### EXERCISE GOAL
Exclude any images and output the remaining records exactly.
* START DATA ENTRIES *
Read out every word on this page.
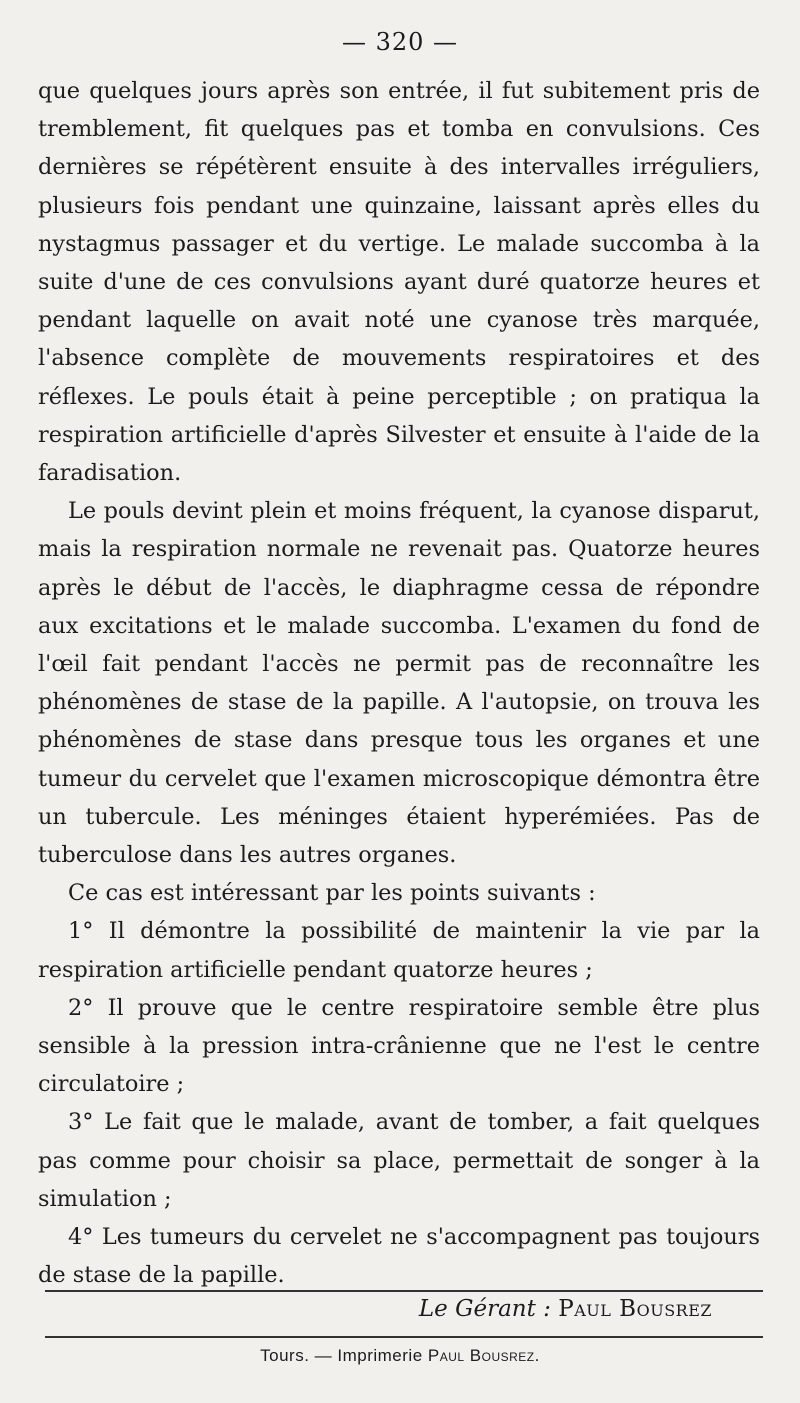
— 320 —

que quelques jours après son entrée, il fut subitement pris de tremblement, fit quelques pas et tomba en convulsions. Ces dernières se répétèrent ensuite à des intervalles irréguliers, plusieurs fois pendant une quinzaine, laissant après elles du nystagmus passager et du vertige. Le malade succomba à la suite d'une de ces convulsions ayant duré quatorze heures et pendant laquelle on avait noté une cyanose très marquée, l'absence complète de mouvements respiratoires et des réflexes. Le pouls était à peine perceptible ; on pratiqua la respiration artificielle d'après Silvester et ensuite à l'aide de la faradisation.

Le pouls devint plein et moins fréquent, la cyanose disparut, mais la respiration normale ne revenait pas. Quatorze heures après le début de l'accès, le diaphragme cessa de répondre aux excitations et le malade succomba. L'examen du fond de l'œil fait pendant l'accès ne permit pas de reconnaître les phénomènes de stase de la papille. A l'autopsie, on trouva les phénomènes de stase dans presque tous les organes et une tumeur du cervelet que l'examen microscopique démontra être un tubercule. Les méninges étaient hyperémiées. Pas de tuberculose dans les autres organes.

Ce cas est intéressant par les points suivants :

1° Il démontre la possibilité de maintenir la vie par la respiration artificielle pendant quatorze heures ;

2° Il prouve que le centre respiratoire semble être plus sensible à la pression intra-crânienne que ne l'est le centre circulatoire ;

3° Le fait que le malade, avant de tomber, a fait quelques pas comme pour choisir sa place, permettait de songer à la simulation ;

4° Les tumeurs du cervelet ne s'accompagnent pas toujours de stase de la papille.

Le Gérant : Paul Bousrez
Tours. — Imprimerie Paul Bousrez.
* END DATA ENTRIES *
### ANSWER IN FULL
Read out every word on this page.
— 320 —

que quelques jours après son entrée, il fut subitement pris de tremblement, fit quelques pas et tomba en convulsions. Ces dernières se répétèrent ensuite à des intervalles irréguliers, plusieurs fois pendant une quinzaine, laissant après elles du nystagmus passager et du vertige. Le malade succomba à la suite d'une de ces convulsions ayant duré quatorze heures et pendant laquelle on avait noté une cyanose très marquée, l'absence complète de mouvements respiratoires et des réflexes. Le pouls était à peine perceptible ; on pratiqua la respiration artificielle d'après Silvester et ensuite à l'aide de la faradisation.

Le pouls devint plein et moins fréquent, la cyanose disparut, mais la respiration normale ne revenait pas. Quatorze heures après le début de l'accès, le diaphragme cessa de répondre aux excitations et le malade succomba. L'examen du fond de l'œil fait pendant l'accès ne permit pas de reconnaître les phénomènes de stase de la papille. A l'autopsie, on trouva les phénomènes de stase dans presque tous les organes et une tumeur du cervelet que l'examen microscopique démontra être un tubercule. Les méninges étaient hyperémiées. Pas de tuberculose dans les autres organes.

Ce cas est intéressant par les points suivants :

1° Il démontre la possibilité de maintenir la vie par la respiration artificielle pendant quatorze heures ;

2° Il prouve que le centre respiratoire semble être plus sensible à la pression intra-crânienne que ne l'est le centre circulatoire ;

3° Le fait que le malade, avant de tomber, a fait quelques pas comme pour choisir sa place, permettait de songer à la simulation ;

4° Les tumeurs du cervelet ne s'accompagnent pas toujours de stase de la papille.

Le Gérant : Paul Bousrez
Tours. — Imprimerie Paul Bousrez.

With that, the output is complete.